● **EXERCISE TASK**
Restate the records in their entirety, word for word.

:: DATA

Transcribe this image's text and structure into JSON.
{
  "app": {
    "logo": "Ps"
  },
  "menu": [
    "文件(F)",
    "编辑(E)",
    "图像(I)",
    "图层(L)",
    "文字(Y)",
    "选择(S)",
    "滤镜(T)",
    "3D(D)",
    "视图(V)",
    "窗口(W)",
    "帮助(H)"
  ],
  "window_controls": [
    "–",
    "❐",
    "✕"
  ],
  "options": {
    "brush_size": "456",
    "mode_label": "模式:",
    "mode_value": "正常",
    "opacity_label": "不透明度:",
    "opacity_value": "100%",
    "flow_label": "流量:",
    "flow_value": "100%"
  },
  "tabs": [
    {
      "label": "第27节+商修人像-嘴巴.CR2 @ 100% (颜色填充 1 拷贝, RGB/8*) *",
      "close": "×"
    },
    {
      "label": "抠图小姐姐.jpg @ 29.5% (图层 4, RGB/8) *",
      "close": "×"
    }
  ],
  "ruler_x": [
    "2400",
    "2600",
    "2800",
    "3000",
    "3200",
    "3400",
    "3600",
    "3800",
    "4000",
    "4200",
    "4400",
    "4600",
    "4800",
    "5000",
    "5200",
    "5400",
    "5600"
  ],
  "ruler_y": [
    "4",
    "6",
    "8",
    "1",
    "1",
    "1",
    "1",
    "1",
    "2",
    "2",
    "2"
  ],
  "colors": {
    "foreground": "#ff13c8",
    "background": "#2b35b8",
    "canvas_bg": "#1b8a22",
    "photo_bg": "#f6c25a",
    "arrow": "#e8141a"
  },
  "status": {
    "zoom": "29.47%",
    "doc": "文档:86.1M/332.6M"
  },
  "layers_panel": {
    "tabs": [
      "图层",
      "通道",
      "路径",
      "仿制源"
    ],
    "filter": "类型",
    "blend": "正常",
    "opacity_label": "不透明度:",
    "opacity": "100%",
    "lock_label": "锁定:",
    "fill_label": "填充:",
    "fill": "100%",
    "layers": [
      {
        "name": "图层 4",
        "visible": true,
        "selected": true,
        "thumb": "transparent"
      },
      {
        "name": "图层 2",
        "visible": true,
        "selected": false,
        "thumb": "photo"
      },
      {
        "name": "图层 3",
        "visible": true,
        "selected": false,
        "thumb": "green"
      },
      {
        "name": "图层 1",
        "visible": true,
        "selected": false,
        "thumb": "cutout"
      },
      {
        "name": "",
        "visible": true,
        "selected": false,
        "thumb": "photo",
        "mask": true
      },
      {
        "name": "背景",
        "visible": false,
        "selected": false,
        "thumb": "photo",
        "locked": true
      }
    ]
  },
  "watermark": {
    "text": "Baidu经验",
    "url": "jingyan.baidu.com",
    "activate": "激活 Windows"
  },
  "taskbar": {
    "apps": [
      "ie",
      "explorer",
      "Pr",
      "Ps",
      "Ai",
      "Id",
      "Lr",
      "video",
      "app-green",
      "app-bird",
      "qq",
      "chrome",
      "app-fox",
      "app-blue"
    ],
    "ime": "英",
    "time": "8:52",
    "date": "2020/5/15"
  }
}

::::

● **EXERCISE ANSWER**
Transcribe this image's text and structure into JSON.
{
  "app": {
    "logo": "Ps"
  },
  "menu": [
    "文件(F)",
    "编辑(E)",
    "图像(I)",
    "图层(L)",
    "文字(Y)",
    "选择(S)",
    "滤镜(T)",
    "3D(D)",
    "视图(V)",
    "窗口(W)",
    "帮助(H)"
  ],
  "window_controls": [
    "–",
    "❐",
    "✕"
  ],
  "options": {
    "brush_size": "456",
    "mode_label": "模式:",
    "mode_value": "正常",
    "opacity_label": "不透明度:",
    "opacity_value": "100%",
    "flow_label": "流量:",
    "flow_value": "100%"
  },
  "tabs": [
    {
      "label": "第27节+商修人像-嘴巴.CR2 @ 100% (颜色填充 1 拷贝, RGB/8*) *",
      "close": "×"
    },
    {
      "label": "抠图小姐姐.jpg @ 29.5% (图层 4, RGB/8) *",
      "close": "×"
    }
  ],
  "ruler_x": [
    "2400",
    "2600",
    "2800",
    "3000",
    "3200",
    "3400",
    "3600",
    "3800",
    "4000",
    "4200",
    "4400",
    "4600",
    "4800",
    "5000",
    "5200",
    "5400",
    "5600"
  ],
  "ruler_y": [
    "4",
    "6",
    "8",
    "1",
    "1",
    "1",
    "1",
    "1",
    "2",
    "2",
    "2"
  ],
  "colors": {
    "foreground": "#ff13c8",
    "background": "#2b35b8",
    "canvas_bg": "#1b8a22",
    "photo_bg": "#f6c25a",
    "arrow": "#e8141a"
  },
  "status": {
    "zoom": "29.47%",
    "doc": "文档:86.1M/332.6M"
  },
  "layers_panel": {
    "tabs": [
      "图层",
      "通道",
      "路径",
      "仿制源"
    ],
    "filter": "类型",
    "blend": "正常",
    "opacity_label": "不透明度:",
    "opacity": "100%",
    "lock_label": "锁定:",
    "fill_label": "填充:",
    "fill": "100%",
    "layers": [
      {
        "name": "图层 4",
        "visible": true,
        "selected": true,
        "thumb": "transparent"
      },
      {
        "name": "图层 2",
        "visible": true,
        "selected": false,
        "thumb": "photo"
      },
      {
        "name": "图层 3",
        "visible": true,
        "selected": false,
        "thumb": "green"
      },
      {
        "name": "图层 1",
        "visible": true,
        "selected": false,
        "thumb": "cutout"
      },
      {
        "name": "",
        "visible": true,
        "selected": false,
        "thumb": "photo",
        "mask": true
      },
      {
        "name": "背景",
        "visible": false,
        "selected": false,
        "thumb": "photo",
        "locked": true
      }
    ]
  },
  "watermark": {
    "text": "Baidu经验",
    "url": "jingyan.baidu.com",
    "activate": "激活 Windows"
  },
  "taskbar": {
    "apps": [
      "ie",
      "explorer",
      "Pr",
      "Ps",
      "Ai",
      "Id",
      "Lr",
      "video",
      "app-green",
      "app-bird",
      "qq",
      "chrome",
      "app-fox",
      "app-blue"
    ],
    "ime": "英",
    "time": "8:52",
    "date": "2020/5/15"
  }
}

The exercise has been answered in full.